▶ [REQUIREMENTS] Restate the whole of the material. Keep every word, and drop the pictures.

### ENTRIES ###

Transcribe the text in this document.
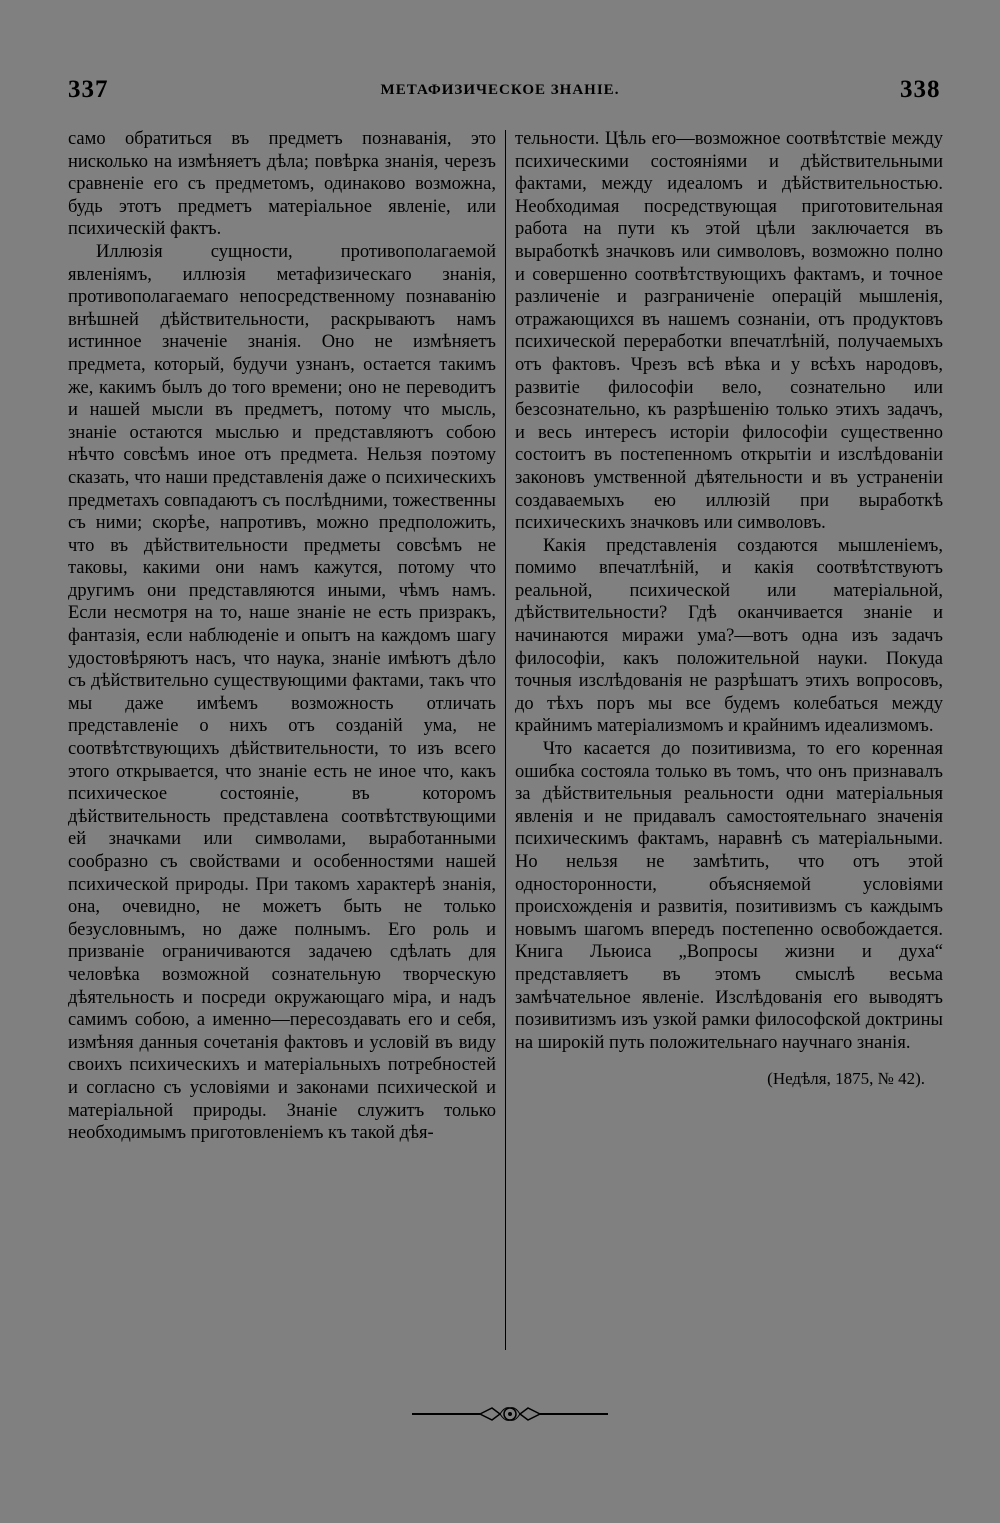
337	МЕТАФИЗИЧЕСКОЕ ЗНАНІЕ.	338

само обратиться въ предметъ познаванія, это нисколько на измѣняетъ дѣла; повѣрка знанія, черезъ сравненіе его съ предметомъ, одинаково возможна, будь этотъ предметъ матеріальное явленіе, или психическій фактъ.

Иллюзія сущности, противополагаемой явленіямъ, иллюзія метафизическаго знанія, противополагаемаго непосредственному познаванію внѣшней дѣйствительности, раскрываютъ намъ истинное значеніе знанія. Оно не измѣняетъ предмета, который, будучи узнанъ, остается такимъ же, какимъ былъ до того времени; оно не переводитъ и нашей мысли въ предметъ, потому что мысль, знаніе остаются мыслью и представляютъ собою нѣчто совсѣмъ иное отъ предмета. Нельзя поэтому сказать, что наши представленія даже о психическихъ предметахъ совпадаютъ съ послѣдними, тожественны съ ними; скорѣе, напротивъ, можно предположить, что въ дѣйствительности предметы совсѣмъ не таковы, какими они намъ кажутся, потому что другимъ они представляются иными, чѣмъ намъ. Если несмотря на то, наше знаніе не есть призракъ, фантазія, если наблюденіе и опытъ на каждомъ шагу удостовѣряютъ насъ, что наука, знаніе имѣютъ дѣло съ дѣйствительно существующими фактами, такъ что мы даже имѣемъ возможность отличать представленіе о нихъ отъ созданій ума, не соотвѣтствующихъ дѣйствительности, то изъ всего этого открывается, что знаніе есть не иное что, какъ психическое состояніе, въ которомъ дѣйствительность представлена соотвѣтствующими ей значками или символами, выработанными сообразно съ свойствами и особенностями нашей психической природы. При такомъ характерѣ знанія, она, очевидно, не можетъ быть не только безусловнымъ, но даже полнымъ. Его роль и призваніе ограничиваются задачею сдѣлать для человѣка возможной сознательную творческую дѣятельность и посреди окружающаго міра, и надъ самимъ собою, а именно—пересоздавать его и себя, измѣняя данныя сочетанія фактовъ и условій въ виду своихъ психическихъ и матеріальныхъ потребностей и согласно съ условіями и законами психической и матеріальной природы. Знаніе служитъ только необходимымъ приготовленіемъ къ такой дѣя-

тельности. Цѣль его—возможное соотвѣтствіе между психическими состояніями и дѣйствительными фактами, между идеаломъ и дѣйствительностью. Необходимая посредствующая приготовительная работа на пути къ этой цѣли заключается въ выработкѣ значковъ или символовъ, возможно полно и совершенно соотвѣтствующихъ фактамъ, и точное различеніе и разграниченіе операцій мышленія, отражающихся въ нашемъ сознаніи, отъ продуктовъ психической переработки впечатлѣній, получаемыхъ отъ фактовъ. Чрезъ всѣ вѣка и у всѣхъ народовъ, развитіе философіи вело, сознательно или безсознательно, къ разрѣшенію только этихъ задачъ, и весь интересъ исторіи философіи существенно состоитъ въ постепенномъ открытіи и изслѣдованіи законовъ умственной дѣятельности и въ устраненіи создаваемыхъ ею иллюзій при выработкѣ психическихъ значковъ или символовъ.

Какія представленія создаются мышленіемъ, помимо впечатлѣній, и какія соотвѣтствуютъ реальной, психической или матеріальной, дѣйствительности? Гдѣ оканчивается знаніе и начинаются миражи ума?—вотъ одна изъ задачъ философіи, какъ положительной науки. Покуда точныя изслѣдованія не разрѣшатъ этихъ вопросовъ, до тѣхъ поръ мы все будемъ колебаться между крайнимъ матеріализмомъ и крайнимъ идеализмомъ.

Что касается до позитивизма, то его коренная ошибка состояла только въ томъ, что онъ признавалъ за дѣйствительныя реальности одни матеріальныя явленія и не придавалъ самостоятельнаго значенія психическимъ фактамъ, наравнѣ съ матеріальными. Но нельзя не замѣтить, что отъ этой односторонности, объясняемой условіями происхожденія и развитія, позитивизмъ съ каждымъ новымъ шагомъ впередъ постепенно освобождается. Книга Льюиса „Вопросы жизни и духа“ представляетъ въ этомъ смыслѣ весьма замѣчательное явленіе. Изслѣдованія его выводятъ позивитизмъ изъ узкой рамки философской доктрины на широкій путь положительнаго научнаго знанія.

(Недѣля, 1875, № 42).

###

▶ [FINISHED ANSWER]
Transcribe the text in this document.
337	МЕТАФИЗИЧЕСКОЕ ЗНАНІЕ.	338

само обратиться въ предметъ познаванія, это нисколько на измѣняетъ дѣла; повѣрка знанія, черезъ сравненіе его съ предметомъ, одинаково возможна, будь этотъ предметъ матеріальное явленіе, или психическій фактъ.

Иллюзія сущности, противополагаемой явленіямъ, иллюзія метафизическаго знанія, противополагаемаго непосредственному познаванію внѣшней дѣйствительности, раскрываютъ намъ истинное значеніе знанія. Оно не измѣняетъ предмета, который, будучи узнанъ, остается такимъ же, какимъ былъ до того времени; оно не переводитъ и нашей мысли въ предметъ, потому что мысль, знаніе остаются мыслью и представляютъ собою нѣчто совсѣмъ иное отъ предмета. Нельзя поэтому сказать, что наши представленія даже о психическихъ предметахъ совпадаютъ съ послѣдними, тожественны съ ними; скорѣе, напротивъ, можно предположить, что въ дѣйствительности предметы совсѣмъ не таковы, какими они намъ кажутся, потому что другимъ они представляются иными, чѣмъ намъ. Если несмотря на то, наше знаніе не есть призракъ, фантазія, если наблюденіе и опытъ на каждомъ шагу удостовѣряютъ насъ, что наука, знаніе имѣютъ дѣло съ дѣйствительно существующими фактами, такъ что мы даже имѣемъ возможность отличать представленіе о нихъ отъ созданій ума, не соотвѣтствующихъ дѣйствительности, то изъ всего этого открывается, что знаніе есть не иное что, какъ психическое состояніе, въ которомъ дѣйствительность представлена соотвѣтствующими ей значками или символами, выработанными сообразно съ свойствами и особенностями нашей психической природы. При такомъ характерѣ знанія, она, очевидно, не можетъ быть не только безусловнымъ, но даже полнымъ. Его роль и призваніе ограничиваются задачею сдѣлать для человѣка возможной сознательную творческую дѣятельность и посреди окружающаго міра, и надъ самимъ собою, а именно—пересоздавать его и себя, измѣняя данныя сочетанія фактовъ и условій въ виду своихъ психическихъ и матеріальныхъ потребностей и согласно съ условіями и законами психической и матеріальной природы. Знаніе служитъ только необходимымъ приготовленіемъ къ такой дѣя-

тельности. Цѣль его—возможное соотвѣтствіе между психическими состояніями и дѣйствительными фактами, между идеаломъ и дѣйствительностью. Необходимая посредствующая приготовительная работа на пути къ этой цѣли заключается въ выработкѣ значковъ или символовъ, возможно полно и совершенно соотвѣтствующихъ фактамъ, и точное различеніе и разграниченіе операцій мышленія, отражающихся въ нашемъ сознаніи, отъ продуктовъ психической переработки впечатлѣній, получаемыхъ отъ фактовъ. Чрезъ всѣ вѣка и у всѣхъ народовъ, развитіе философіи вело, сознательно или безсознательно, къ разрѣшенію только этихъ задачъ, и весь интересъ исторіи философіи существенно состоитъ въ постепенномъ открытіи и изслѣдованіи законовъ умственной дѣятельности и въ устраненіи создаваемыхъ ею иллюзій при выработкѣ психическихъ значковъ или символовъ.

Какія представленія создаются мышленіемъ, помимо впечатлѣній, и какія соотвѣтствуютъ реальной, психической или матеріальной, дѣйствительности? Гдѣ оканчивается знаніе и начинаются миражи ума?—вотъ одна изъ задачъ философіи, какъ положительной науки. Покуда точныя изслѣдованія не разрѣшатъ этихъ вопросовъ, до тѣхъ поръ мы все будемъ колебаться между крайнимъ матеріализмомъ и крайнимъ идеализмомъ.

Что касается до позитивизма, то его коренная ошибка состояла только въ томъ, что онъ признавалъ за дѣйствительныя реальности одни матеріальныя явленія и не придавалъ самостоятельнаго значенія психическимъ фактамъ, наравнѣ съ матеріальными. Но нельзя не замѣтить, что отъ этой односторонности, объясняемой условіями происхожденія и развитія, позитивизмъ съ каждымъ новымъ шагомъ впередъ постепенно освобождается. Книга Льюиса „Вопросы жизни и духа“ представляетъ въ этомъ смыслѣ весьма замѣчательное явленіе. Изслѣдованія его выводятъ позивитизмъ изъ узкой рамки философской доктрины на широкій путь положительнаго научнаго знанія.

(Недѣля, 1875, № 42).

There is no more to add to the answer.